DATA LINES ->
══════════

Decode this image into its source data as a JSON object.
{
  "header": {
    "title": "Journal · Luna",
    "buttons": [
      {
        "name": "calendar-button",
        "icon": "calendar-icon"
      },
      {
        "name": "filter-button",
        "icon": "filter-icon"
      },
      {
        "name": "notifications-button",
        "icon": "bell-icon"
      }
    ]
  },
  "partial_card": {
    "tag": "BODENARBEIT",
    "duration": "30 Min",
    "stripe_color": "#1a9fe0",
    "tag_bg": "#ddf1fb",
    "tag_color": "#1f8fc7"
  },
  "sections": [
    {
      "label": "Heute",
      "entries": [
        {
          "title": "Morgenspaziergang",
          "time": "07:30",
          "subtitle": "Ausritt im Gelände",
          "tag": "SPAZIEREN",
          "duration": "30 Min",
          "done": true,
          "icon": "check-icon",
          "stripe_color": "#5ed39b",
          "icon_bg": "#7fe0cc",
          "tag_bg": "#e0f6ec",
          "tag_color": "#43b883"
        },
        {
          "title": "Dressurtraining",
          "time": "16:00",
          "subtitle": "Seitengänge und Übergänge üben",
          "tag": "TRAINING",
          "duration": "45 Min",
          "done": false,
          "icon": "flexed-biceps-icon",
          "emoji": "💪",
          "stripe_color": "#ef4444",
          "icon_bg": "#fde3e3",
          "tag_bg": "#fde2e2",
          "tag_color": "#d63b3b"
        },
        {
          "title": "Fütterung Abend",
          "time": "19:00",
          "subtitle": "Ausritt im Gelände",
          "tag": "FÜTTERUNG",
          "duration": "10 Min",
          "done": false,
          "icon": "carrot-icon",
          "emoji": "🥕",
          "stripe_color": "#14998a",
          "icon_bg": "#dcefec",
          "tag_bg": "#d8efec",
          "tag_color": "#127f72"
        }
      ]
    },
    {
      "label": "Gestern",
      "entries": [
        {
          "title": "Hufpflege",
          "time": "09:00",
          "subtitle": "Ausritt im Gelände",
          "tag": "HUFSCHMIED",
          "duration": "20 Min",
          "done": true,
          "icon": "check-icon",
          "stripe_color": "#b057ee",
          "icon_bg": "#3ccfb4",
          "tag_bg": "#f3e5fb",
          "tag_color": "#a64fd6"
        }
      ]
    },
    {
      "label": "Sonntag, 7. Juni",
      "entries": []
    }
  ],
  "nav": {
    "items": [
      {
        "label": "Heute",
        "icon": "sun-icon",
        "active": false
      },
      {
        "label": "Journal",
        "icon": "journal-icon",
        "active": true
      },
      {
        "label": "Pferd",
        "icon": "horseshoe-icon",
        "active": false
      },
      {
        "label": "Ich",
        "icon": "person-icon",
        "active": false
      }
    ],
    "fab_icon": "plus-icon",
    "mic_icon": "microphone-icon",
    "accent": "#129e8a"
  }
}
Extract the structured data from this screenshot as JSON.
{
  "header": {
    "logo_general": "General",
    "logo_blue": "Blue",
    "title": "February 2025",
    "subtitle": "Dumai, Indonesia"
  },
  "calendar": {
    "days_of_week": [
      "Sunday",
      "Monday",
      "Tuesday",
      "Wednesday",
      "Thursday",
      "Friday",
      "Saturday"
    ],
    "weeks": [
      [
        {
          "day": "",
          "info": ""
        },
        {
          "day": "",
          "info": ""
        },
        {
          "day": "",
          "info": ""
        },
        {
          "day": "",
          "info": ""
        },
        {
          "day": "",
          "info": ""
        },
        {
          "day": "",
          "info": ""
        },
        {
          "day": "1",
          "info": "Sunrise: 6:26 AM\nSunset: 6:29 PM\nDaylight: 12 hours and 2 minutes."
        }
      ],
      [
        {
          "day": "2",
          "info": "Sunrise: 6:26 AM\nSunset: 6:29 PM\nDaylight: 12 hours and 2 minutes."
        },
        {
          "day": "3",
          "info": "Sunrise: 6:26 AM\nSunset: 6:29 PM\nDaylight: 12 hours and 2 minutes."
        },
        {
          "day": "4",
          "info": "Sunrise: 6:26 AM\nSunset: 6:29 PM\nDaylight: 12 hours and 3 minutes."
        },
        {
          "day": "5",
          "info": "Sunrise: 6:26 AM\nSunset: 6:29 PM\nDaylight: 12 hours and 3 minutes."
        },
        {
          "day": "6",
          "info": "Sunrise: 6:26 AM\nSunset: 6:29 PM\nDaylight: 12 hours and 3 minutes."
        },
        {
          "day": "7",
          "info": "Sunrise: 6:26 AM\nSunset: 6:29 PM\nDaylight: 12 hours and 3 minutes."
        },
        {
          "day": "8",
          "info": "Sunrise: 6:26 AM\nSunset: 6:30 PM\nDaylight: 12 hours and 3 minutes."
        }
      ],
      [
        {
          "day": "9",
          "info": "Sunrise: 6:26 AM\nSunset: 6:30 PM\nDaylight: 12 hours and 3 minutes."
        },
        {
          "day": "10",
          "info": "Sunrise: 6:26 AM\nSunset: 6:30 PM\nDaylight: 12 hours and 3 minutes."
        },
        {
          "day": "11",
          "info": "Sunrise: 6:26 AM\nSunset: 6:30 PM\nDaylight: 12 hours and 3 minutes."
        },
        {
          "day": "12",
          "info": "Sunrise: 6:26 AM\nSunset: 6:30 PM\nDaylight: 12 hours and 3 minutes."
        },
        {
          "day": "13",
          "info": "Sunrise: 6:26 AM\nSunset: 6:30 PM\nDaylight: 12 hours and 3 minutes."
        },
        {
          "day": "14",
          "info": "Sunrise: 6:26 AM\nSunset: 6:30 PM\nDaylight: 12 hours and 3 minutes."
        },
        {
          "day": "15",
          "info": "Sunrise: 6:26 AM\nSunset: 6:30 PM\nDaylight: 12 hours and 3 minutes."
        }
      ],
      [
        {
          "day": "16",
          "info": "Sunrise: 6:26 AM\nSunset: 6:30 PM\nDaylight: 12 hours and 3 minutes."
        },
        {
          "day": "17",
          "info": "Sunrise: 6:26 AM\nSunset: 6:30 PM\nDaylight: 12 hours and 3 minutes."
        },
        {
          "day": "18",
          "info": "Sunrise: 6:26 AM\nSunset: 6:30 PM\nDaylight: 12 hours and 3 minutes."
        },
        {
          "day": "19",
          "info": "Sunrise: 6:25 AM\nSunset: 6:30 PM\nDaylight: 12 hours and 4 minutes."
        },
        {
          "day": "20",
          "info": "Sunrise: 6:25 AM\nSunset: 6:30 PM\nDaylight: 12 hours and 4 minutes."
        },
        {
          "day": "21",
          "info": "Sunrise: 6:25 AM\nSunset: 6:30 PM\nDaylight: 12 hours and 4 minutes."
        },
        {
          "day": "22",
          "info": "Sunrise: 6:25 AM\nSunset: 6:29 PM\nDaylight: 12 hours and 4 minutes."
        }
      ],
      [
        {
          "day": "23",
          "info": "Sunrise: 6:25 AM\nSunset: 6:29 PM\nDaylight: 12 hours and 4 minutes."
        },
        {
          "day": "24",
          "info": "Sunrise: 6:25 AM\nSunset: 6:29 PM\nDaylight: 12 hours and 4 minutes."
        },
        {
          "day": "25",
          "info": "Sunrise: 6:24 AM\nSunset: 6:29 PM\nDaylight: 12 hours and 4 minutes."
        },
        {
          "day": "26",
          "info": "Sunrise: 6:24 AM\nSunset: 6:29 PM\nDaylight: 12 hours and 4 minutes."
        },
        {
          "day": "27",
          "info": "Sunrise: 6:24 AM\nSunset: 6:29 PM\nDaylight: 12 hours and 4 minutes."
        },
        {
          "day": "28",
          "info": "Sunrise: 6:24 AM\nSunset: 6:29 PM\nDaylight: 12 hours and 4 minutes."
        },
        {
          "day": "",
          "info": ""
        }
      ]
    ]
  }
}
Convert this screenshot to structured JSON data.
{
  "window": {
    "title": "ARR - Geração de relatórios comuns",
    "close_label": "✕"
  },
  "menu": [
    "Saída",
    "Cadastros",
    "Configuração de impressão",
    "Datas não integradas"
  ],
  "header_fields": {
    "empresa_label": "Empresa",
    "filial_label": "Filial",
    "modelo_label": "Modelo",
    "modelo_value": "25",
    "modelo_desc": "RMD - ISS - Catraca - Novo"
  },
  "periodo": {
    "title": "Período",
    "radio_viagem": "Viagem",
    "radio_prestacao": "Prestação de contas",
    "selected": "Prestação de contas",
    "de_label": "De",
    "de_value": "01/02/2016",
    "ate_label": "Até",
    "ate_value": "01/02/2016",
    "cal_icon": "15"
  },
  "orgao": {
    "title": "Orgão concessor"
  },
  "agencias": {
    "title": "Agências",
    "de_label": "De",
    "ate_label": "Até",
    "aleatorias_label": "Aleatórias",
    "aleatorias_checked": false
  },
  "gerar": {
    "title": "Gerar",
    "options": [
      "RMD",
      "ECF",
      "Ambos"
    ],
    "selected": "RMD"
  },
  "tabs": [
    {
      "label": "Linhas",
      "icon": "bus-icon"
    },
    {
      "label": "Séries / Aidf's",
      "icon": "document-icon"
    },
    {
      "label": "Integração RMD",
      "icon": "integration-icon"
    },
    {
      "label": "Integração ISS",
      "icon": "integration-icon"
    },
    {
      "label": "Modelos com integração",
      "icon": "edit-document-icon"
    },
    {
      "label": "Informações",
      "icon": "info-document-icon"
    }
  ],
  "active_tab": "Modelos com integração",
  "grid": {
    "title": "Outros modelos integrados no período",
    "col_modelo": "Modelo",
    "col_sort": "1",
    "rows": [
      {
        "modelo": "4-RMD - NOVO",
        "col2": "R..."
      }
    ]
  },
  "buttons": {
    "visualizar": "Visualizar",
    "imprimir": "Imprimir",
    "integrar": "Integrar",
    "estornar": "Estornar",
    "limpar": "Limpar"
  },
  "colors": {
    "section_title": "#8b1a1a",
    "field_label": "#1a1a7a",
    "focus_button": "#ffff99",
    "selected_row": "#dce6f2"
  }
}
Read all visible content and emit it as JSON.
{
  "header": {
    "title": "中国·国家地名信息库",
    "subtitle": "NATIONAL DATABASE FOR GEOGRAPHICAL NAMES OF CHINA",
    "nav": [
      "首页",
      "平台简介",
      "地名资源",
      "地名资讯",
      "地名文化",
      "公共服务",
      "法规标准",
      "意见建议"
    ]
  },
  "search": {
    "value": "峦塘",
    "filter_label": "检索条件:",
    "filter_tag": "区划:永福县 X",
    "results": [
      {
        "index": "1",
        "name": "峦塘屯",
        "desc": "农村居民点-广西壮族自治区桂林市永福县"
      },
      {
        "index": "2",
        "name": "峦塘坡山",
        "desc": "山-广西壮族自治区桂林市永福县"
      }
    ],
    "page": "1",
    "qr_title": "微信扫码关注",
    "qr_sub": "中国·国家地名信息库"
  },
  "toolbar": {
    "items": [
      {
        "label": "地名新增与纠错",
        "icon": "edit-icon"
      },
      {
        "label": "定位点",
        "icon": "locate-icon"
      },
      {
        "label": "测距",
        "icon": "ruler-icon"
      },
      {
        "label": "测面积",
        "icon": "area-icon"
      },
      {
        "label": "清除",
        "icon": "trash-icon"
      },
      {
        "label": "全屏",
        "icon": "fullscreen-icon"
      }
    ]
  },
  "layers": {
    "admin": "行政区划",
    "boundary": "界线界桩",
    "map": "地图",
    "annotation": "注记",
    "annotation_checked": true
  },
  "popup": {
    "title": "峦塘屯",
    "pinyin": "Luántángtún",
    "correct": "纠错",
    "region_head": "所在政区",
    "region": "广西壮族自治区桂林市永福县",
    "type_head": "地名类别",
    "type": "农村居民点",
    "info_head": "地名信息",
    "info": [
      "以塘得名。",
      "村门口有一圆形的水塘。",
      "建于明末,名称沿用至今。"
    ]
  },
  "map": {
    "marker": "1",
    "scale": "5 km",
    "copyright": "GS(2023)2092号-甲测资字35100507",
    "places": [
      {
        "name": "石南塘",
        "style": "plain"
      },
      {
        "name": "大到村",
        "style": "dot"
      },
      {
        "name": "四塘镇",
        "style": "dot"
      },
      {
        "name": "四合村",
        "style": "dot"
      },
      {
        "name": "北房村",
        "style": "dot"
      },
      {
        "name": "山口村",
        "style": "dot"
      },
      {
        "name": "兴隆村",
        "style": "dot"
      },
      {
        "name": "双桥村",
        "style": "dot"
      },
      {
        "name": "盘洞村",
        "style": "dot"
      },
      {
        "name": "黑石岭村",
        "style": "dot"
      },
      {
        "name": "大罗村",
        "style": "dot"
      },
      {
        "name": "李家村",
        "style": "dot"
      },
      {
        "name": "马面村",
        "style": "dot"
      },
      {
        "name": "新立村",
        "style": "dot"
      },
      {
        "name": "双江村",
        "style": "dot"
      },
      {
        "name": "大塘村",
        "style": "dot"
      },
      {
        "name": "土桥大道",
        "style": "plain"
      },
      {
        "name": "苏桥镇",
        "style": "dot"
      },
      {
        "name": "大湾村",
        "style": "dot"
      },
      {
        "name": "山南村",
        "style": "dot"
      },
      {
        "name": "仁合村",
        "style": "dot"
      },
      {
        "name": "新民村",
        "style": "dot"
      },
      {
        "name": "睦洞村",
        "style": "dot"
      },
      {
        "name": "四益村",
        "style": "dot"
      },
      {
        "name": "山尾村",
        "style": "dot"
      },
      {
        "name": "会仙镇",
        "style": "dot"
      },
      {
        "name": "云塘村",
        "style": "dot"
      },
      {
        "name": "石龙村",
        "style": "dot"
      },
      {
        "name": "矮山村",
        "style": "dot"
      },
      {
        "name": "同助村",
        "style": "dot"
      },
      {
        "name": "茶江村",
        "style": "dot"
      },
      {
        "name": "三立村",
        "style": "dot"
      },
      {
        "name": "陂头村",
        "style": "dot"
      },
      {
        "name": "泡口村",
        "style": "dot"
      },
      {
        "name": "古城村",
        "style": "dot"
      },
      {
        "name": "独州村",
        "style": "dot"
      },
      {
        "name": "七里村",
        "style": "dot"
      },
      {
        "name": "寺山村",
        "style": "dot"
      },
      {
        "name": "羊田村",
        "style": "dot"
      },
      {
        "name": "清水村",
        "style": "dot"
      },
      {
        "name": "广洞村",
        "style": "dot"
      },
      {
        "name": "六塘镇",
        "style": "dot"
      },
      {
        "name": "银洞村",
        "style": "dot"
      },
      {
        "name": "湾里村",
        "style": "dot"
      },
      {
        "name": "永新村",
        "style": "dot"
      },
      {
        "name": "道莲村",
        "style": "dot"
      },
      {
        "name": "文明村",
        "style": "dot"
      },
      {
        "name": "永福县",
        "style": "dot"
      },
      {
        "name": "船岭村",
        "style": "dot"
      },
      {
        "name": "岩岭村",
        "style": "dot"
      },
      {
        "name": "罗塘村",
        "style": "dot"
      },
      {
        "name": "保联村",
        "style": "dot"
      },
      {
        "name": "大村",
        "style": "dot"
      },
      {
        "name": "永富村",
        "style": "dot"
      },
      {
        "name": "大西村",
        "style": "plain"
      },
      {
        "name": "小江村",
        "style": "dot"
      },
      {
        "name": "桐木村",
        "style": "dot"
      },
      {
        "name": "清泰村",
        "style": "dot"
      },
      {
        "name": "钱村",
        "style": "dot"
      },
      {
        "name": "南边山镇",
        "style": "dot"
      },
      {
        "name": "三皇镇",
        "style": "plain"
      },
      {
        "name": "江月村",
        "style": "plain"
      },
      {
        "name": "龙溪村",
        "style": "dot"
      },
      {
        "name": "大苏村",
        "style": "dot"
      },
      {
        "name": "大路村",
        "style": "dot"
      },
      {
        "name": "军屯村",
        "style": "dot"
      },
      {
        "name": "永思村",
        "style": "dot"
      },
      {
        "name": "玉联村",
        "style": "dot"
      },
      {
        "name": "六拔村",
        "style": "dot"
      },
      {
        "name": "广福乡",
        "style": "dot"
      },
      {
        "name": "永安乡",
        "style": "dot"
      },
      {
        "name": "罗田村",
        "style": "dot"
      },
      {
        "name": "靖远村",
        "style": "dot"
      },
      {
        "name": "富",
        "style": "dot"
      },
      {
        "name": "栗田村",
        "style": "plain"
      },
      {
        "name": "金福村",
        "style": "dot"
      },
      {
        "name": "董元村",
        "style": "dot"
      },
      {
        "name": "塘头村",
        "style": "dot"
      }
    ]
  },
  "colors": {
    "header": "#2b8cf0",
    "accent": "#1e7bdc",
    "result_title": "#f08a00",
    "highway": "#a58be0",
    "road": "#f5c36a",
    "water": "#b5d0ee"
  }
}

══════════

INSTRUCTIONS TO FOLLOW -> Copy every line that includes the string "calendar" from the material above.

RIGHT ANSWER ->
        "name": "calendar-button",
        "icon": "calendar-icon"
  "calendar": {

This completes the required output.